▶ **REQUEST**
Transcribe all of the records precisely as they are presented.

▶ **PROVIDED DATA**
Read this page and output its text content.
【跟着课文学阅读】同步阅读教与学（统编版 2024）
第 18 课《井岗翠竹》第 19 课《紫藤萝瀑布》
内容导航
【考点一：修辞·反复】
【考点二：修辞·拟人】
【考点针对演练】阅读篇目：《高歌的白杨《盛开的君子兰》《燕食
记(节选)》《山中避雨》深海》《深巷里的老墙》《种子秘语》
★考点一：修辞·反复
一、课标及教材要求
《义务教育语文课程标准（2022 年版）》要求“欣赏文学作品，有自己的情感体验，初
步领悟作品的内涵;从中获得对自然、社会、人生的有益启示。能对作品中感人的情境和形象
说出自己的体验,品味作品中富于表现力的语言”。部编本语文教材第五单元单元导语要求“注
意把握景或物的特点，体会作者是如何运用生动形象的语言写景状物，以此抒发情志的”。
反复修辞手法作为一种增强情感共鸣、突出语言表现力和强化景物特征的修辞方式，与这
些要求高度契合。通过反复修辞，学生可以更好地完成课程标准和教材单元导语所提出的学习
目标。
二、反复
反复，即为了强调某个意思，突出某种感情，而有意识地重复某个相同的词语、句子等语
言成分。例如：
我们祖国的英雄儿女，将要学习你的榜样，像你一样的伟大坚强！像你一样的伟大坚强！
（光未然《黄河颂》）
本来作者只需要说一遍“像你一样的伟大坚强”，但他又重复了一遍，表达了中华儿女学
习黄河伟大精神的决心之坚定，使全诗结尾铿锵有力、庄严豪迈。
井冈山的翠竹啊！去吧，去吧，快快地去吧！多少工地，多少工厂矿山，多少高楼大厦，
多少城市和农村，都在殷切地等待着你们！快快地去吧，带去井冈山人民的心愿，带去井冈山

▶ **RESULT**
Read this page and output its text content.
【跟着课文学阅读】同步阅读教与学（统编版 2024）
第 18 课《井岗翠竹》第 19 课《紫藤萝瀑布》
内容导航
【考点一：修辞·反复】
【考点二：修辞·拟人】
【考点针对演练】阅读篇目：《高歌的白杨《盛开的君子兰》《燕食
记(节选)》《山中避雨》深海》《深巷里的老墙》《种子秘语》
★考点一：修辞·反复
一、课标及教材要求
《义务教育语文课程标准（2022 年版）》要求“欣赏文学作品，有自己的情感体验，初
步领悟作品的内涵;从中获得对自然、社会、人生的有益启示。能对作品中感人的情境和形象
说出自己的体验,品味作品中富于表现力的语言”。部编本语文教材第五单元单元导语要求“注
意把握景或物的特点，体会作者是如何运用生动形象的语言写景状物，以此抒发情志的”。
反复修辞手法作为一种增强情感共鸣、突出语言表现力和强化景物特征的修辞方式，与这
些要求高度契合。通过反复修辞，学生可以更好地完成课程标准和教材单元导语所提出的学习
目标。
二、反复
反复，即为了强调某个意思，突出某种感情，而有意识地重复某个相同的词语、句子等语
言成分。例如：
我们祖国的英雄儿女，将要学习你的榜样，像你一样的伟大坚强！像你一样的伟大坚强！
（光未然《黄河颂》）
本来作者只需要说一遍“像你一样的伟大坚强”，但他又重复了一遍，表达了中华儿女学
习黄河伟大精神的决心之坚定，使全诗结尾铿锵有力、庄严豪迈。
井冈山的翠竹啊！去吧，去吧，快快地去吧！多少工地，多少工厂矿山，多少高楼大厦，
多少城市和农村，都在殷切地等待着你们！快快地去吧，带去井冈山人民的心愿，带去井冈山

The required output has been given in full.